THE REQUEST:
Gather all lines from the material that contain "label".

=== DATA LINES ===

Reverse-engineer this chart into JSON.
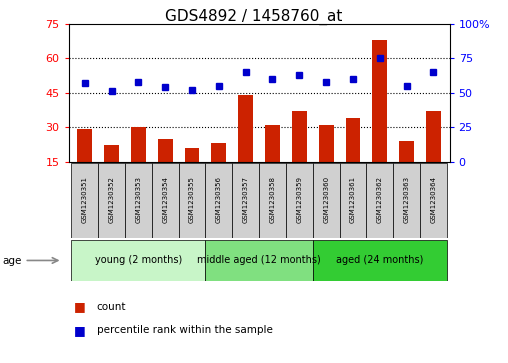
{
  "title": "GDS4892 / 1458760_at",
  "samples": [
    "GSM1230351",
    "GSM1230352",
    "GSM1230353",
    "GSM1230354",
    "GSM1230355",
    "GSM1230356",
    "GSM1230357",
    "GSM1230358",
    "GSM1230359",
    "GSM1230360",
    "GSM1230361",
    "GSM1230362",
    "GSM1230363",
    "GSM1230364"
  ],
  "counts": [
    29,
    22,
    30,
    25,
    21,
    23,
    44,
    31,
    37,
    31,
    34,
    68,
    24,
    37
  ],
  "percentiles": [
    57,
    51,
    58,
    54,
    52,
    55,
    65,
    60,
    63,
    58,
    60,
    75,
    55,
    65
  ],
  "groups": [
    {
      "label": "young (2 months)",
      "start": 0,
      "end": 5,
      "color": "#c8f5c8"
    },
    {
      "label": "middle aged (12 months)",
      "start": 5,
      "end": 9,
      "color": "#80e080"
    },
    {
      "label": "aged (24 months)",
      "start": 9,
      "end": 14,
      "color": "#33cc33"
    }
  ],
  "ylim_left": [
    15,
    75
  ],
  "ylim_right": [
    0,
    100
  ],
  "yticks_left": [
    15,
    30,
    45,
    60,
    75
  ],
  "yticks_right": [
    0,
    25,
    50,
    75,
    100
  ],
  "bar_color": "#cc2200",
  "dot_color": "#0000cc",
  "bg_color": "#ffffff",
  "title_fontsize": 11,
  "sample_box_color": "#d0d0d0"
}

===

WRITTEN REPLY:
      "label": "young (2 months)",
      "label": "middle aged (12 months)",
      "label": "aged (24 months)",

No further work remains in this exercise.